Saved entries:
+===+
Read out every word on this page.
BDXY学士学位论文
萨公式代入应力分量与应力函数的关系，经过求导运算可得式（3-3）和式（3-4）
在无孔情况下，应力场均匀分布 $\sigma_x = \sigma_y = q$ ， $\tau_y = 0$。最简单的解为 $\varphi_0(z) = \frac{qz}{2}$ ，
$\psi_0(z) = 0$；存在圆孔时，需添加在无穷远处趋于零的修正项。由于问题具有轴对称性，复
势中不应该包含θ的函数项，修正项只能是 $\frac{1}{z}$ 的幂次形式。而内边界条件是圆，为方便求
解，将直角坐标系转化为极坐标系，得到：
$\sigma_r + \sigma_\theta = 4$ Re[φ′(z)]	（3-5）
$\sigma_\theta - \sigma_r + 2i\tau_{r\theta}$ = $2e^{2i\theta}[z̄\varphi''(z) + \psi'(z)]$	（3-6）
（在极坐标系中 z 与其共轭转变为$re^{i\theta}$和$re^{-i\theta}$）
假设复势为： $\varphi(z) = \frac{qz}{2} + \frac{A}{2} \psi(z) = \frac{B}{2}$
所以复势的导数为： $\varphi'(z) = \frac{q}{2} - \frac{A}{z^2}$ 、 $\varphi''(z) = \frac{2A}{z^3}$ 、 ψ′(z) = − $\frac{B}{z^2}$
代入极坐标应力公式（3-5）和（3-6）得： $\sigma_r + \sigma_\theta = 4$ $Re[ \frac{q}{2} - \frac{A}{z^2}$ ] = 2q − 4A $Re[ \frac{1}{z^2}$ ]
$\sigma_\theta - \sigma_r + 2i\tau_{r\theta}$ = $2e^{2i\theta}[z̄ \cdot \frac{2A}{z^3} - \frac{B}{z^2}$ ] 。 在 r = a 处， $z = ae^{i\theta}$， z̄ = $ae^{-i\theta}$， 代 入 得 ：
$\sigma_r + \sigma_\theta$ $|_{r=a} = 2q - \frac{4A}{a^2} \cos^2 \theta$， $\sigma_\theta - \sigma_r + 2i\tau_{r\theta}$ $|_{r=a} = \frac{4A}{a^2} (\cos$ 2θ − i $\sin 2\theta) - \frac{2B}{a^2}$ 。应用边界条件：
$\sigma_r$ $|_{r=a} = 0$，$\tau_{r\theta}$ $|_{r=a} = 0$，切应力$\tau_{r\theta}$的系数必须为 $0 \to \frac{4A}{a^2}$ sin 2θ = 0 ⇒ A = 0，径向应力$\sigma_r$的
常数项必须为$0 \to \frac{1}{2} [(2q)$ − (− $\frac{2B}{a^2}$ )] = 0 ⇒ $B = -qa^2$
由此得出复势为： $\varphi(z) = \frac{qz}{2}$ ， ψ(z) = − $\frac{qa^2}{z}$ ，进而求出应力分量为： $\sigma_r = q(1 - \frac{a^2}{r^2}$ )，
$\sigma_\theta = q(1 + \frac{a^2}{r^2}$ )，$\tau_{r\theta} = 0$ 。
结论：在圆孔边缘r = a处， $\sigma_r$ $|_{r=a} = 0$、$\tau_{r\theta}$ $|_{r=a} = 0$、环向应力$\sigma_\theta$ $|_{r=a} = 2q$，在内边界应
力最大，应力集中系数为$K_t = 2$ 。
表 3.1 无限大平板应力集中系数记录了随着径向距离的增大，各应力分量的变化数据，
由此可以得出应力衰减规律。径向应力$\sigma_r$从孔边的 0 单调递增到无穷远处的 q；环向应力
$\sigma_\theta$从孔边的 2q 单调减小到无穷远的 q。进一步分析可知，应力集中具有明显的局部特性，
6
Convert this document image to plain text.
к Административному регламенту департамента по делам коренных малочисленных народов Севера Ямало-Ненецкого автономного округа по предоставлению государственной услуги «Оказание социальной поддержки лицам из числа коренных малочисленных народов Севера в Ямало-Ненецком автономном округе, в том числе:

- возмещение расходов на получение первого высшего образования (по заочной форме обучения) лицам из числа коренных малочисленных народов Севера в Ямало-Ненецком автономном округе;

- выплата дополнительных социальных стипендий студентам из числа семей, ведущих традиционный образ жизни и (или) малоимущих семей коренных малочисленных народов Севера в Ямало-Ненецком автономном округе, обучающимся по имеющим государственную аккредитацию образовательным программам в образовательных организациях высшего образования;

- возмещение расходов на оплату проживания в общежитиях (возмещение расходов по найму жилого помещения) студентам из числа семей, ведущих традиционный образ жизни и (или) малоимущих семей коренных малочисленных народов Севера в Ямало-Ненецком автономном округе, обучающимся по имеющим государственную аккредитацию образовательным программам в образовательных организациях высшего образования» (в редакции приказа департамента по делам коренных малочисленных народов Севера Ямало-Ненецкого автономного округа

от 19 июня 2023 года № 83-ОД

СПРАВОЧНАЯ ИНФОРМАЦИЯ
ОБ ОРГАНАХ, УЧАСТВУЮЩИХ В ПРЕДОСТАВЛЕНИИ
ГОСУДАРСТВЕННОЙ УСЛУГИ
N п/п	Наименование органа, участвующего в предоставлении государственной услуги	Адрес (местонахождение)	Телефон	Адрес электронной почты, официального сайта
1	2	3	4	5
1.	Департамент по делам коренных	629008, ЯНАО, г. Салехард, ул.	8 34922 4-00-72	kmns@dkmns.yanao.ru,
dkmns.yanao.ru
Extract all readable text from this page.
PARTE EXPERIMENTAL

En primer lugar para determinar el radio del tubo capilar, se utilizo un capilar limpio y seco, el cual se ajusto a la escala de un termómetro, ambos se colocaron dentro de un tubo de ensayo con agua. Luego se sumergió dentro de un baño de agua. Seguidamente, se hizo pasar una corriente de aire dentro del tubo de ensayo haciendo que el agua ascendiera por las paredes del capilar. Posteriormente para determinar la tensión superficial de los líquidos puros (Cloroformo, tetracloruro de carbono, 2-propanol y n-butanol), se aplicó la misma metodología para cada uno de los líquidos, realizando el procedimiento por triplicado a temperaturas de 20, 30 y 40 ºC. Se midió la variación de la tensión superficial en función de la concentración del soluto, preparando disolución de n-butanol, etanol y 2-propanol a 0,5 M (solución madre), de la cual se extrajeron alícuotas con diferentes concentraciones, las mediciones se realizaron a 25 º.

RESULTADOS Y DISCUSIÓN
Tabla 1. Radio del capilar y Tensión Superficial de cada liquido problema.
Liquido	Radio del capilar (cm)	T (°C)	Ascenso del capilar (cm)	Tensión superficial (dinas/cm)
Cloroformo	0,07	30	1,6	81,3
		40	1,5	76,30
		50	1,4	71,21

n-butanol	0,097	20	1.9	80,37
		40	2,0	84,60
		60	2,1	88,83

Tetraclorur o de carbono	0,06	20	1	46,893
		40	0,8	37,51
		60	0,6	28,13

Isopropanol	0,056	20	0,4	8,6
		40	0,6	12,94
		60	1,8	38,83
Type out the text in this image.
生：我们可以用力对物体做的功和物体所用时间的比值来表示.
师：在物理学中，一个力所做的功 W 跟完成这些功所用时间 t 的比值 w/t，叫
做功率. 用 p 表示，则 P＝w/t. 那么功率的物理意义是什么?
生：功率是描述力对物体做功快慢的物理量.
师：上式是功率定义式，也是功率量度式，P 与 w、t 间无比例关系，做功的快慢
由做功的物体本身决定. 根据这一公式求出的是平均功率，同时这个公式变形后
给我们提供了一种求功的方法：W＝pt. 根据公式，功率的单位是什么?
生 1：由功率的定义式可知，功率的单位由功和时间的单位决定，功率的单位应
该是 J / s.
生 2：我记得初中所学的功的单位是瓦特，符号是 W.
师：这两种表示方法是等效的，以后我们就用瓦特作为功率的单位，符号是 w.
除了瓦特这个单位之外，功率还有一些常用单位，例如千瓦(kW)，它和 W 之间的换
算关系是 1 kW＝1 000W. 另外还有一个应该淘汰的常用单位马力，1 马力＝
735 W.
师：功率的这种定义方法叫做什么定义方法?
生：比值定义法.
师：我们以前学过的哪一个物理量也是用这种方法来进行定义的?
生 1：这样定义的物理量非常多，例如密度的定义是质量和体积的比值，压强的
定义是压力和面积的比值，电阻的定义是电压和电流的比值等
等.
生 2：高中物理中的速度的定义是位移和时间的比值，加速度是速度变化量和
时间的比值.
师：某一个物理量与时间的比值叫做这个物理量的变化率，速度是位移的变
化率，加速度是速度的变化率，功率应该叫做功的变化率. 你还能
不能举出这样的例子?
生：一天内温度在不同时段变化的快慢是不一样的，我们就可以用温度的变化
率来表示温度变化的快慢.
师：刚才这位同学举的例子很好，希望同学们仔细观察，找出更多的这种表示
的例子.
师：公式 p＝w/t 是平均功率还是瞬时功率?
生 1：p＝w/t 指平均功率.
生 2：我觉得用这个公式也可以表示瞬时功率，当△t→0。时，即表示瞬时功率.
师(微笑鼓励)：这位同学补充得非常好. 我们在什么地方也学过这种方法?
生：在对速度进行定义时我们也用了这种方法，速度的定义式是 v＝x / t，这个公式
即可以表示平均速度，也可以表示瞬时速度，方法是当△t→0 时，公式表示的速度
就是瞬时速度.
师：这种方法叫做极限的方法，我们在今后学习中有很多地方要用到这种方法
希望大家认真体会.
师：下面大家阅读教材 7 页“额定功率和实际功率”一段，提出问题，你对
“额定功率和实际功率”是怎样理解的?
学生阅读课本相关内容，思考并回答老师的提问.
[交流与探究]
+===+
Your objective | From the data, collect all lines where the string "образовательных" appears.

Result for this task |
- выплата дополнительных социальных стипендий студентам из числа семей, ведущих традиционный образ жизни и (или) малоимущих семей коренных малочисленных народов Севера в Ямало-Ненецком автономном округе, обучающимся по имеющим государственную аккредитацию образовательным программам в образовательных организациях высшего образования;
- возмещение расходов на оплату проживания в общежитиях (возмещение расходов по найму жилого помещения) студентам из числа семей, ведущих традиционный образ жизни и (или) малоимущих семей коренных малочисленных народов Севера в Ямало-Ненецком автономном округе, обучающимся по имеющим государственную аккредитацию образовательным программам в образовательных организациях высшего образования» (в редакции приказа департамента по делам коренных малочисленных народов Севера Ямало-Ненецкого автономного округа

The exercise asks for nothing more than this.